*Material for this task*.
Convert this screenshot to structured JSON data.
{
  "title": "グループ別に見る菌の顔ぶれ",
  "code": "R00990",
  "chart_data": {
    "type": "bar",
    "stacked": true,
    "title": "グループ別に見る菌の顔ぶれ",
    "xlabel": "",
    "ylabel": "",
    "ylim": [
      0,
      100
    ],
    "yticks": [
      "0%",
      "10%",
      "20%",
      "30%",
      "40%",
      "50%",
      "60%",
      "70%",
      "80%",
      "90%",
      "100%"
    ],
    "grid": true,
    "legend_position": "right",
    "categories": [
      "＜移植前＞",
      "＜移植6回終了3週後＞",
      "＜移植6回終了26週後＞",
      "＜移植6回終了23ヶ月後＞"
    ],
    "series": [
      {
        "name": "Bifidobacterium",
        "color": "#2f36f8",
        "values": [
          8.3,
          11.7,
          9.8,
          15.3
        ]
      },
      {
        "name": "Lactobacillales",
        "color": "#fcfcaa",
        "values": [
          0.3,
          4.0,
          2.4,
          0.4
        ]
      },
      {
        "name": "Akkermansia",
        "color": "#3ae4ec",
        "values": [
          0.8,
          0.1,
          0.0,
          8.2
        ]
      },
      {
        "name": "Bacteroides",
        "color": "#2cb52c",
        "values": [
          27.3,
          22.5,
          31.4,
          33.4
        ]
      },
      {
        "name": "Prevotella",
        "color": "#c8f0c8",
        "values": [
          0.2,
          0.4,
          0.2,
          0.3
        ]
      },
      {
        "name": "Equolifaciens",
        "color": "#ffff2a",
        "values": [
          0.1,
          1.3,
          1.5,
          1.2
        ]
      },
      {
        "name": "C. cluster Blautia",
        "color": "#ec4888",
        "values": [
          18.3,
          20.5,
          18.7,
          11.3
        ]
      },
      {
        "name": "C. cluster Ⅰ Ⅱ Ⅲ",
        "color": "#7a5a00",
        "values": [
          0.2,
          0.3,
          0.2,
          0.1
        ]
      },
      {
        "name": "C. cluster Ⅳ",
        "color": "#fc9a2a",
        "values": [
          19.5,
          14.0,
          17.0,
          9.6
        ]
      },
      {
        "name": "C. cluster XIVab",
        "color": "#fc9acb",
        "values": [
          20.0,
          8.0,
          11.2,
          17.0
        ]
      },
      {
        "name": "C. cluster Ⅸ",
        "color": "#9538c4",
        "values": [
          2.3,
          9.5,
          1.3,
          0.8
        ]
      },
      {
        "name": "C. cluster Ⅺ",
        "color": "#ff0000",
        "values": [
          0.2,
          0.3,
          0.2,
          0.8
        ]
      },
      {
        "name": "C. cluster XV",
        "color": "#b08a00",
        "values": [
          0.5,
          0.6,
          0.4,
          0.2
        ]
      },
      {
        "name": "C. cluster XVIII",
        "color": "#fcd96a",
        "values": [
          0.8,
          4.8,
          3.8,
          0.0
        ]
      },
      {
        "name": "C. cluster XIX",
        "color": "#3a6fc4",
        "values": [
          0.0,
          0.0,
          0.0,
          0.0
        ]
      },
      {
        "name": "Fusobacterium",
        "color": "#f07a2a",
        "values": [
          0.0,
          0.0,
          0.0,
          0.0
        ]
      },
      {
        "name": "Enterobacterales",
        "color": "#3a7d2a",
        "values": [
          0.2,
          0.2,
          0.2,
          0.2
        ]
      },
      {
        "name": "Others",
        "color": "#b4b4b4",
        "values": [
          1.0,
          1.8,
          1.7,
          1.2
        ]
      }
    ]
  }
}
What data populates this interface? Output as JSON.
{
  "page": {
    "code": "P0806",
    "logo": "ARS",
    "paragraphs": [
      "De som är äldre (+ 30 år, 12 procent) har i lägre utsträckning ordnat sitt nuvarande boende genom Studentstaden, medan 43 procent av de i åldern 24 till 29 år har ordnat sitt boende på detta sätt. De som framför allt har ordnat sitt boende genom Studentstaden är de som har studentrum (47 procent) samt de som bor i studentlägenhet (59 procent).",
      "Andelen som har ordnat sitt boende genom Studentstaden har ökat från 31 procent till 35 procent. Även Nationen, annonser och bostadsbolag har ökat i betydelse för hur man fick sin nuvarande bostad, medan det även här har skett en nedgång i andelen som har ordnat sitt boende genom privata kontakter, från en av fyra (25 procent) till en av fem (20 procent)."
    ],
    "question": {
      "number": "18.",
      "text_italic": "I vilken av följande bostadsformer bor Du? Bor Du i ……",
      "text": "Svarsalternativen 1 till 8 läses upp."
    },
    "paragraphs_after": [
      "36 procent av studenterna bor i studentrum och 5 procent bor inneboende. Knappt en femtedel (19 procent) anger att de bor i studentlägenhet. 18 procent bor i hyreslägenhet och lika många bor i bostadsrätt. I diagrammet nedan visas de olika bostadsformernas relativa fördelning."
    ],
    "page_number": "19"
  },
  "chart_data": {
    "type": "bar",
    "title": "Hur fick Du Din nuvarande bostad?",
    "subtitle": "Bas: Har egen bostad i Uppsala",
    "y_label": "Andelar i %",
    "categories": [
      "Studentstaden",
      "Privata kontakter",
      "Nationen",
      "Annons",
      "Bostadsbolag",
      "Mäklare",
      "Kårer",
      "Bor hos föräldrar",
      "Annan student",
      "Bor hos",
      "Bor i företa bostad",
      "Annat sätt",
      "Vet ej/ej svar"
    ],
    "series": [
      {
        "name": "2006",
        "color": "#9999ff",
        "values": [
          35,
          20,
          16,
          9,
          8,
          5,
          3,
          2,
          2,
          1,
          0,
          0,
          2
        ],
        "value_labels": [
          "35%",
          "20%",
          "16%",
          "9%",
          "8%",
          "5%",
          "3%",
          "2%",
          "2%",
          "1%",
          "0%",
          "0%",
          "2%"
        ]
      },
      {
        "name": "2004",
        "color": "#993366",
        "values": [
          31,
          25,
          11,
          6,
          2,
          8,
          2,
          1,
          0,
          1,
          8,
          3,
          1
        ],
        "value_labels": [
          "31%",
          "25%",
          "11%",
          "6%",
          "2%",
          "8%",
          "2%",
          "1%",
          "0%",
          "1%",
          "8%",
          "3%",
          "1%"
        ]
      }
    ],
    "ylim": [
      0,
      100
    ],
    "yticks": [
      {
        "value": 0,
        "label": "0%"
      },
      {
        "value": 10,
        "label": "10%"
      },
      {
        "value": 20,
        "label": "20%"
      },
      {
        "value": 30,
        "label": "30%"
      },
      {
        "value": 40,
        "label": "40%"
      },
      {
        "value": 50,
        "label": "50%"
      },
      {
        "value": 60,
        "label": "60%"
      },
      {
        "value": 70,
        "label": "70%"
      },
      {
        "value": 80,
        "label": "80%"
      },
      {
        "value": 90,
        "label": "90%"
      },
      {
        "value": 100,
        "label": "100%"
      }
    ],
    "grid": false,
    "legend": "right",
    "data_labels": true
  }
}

*What the task asks*. Lines holding the word "JSON" should be copied from the entries above.

*Expected answer*.
Convert this screenshot to structured JSON data.
What data populates this interface? Output as JSON.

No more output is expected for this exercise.